* Records for the exercise
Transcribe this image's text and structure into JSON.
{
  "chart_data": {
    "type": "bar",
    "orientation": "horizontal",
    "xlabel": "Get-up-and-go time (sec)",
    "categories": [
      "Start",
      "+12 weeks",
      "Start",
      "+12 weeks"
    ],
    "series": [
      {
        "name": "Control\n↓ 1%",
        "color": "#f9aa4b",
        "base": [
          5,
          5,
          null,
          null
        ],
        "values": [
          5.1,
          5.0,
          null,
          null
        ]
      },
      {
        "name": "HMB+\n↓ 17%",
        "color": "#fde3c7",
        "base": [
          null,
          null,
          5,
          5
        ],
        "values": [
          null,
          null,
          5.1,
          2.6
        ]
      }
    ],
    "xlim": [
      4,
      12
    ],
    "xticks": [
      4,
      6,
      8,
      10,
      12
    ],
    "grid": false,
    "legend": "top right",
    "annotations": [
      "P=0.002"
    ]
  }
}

* Exercise directions
Copy all data exactly, start to finish.

* Output for this exercise
Transcribe this image's text and structure into JSON.
{
  "chart_data": {
    "type": "bar",
    "orientation": "horizontal",
    "xlabel": "Get-up-and-go time (sec)",
    "categories": [
      "Start",
      "+12 weeks",
      "Start",
      "+12 weeks"
    ],
    "series": [
      {
        "name": "Control\n↓ 1%",
        "color": "#f9aa4b",
        "base": [
          5,
          5,
          null,
          null
        ],
        "values": [
          5.1,
          5.0,
          null,
          null
        ]
      },
      {
        "name": "HMB+\n↓ 17%",
        "color": "#fde3c7",
        "base": [
          null,
          null,
          5,
          5
        ],
        "values": [
          null,
          null,
          5.1,
          2.6
        ]
      }
    ],
    "xlim": [
      4,
      12
    ],
    "xticks": [
      4,
      6,
      8,
      10,
      12
    ],
    "grid": false,
    "legend": "top right",
    "annotations": [
      "P=0.002"
    ]
  }
}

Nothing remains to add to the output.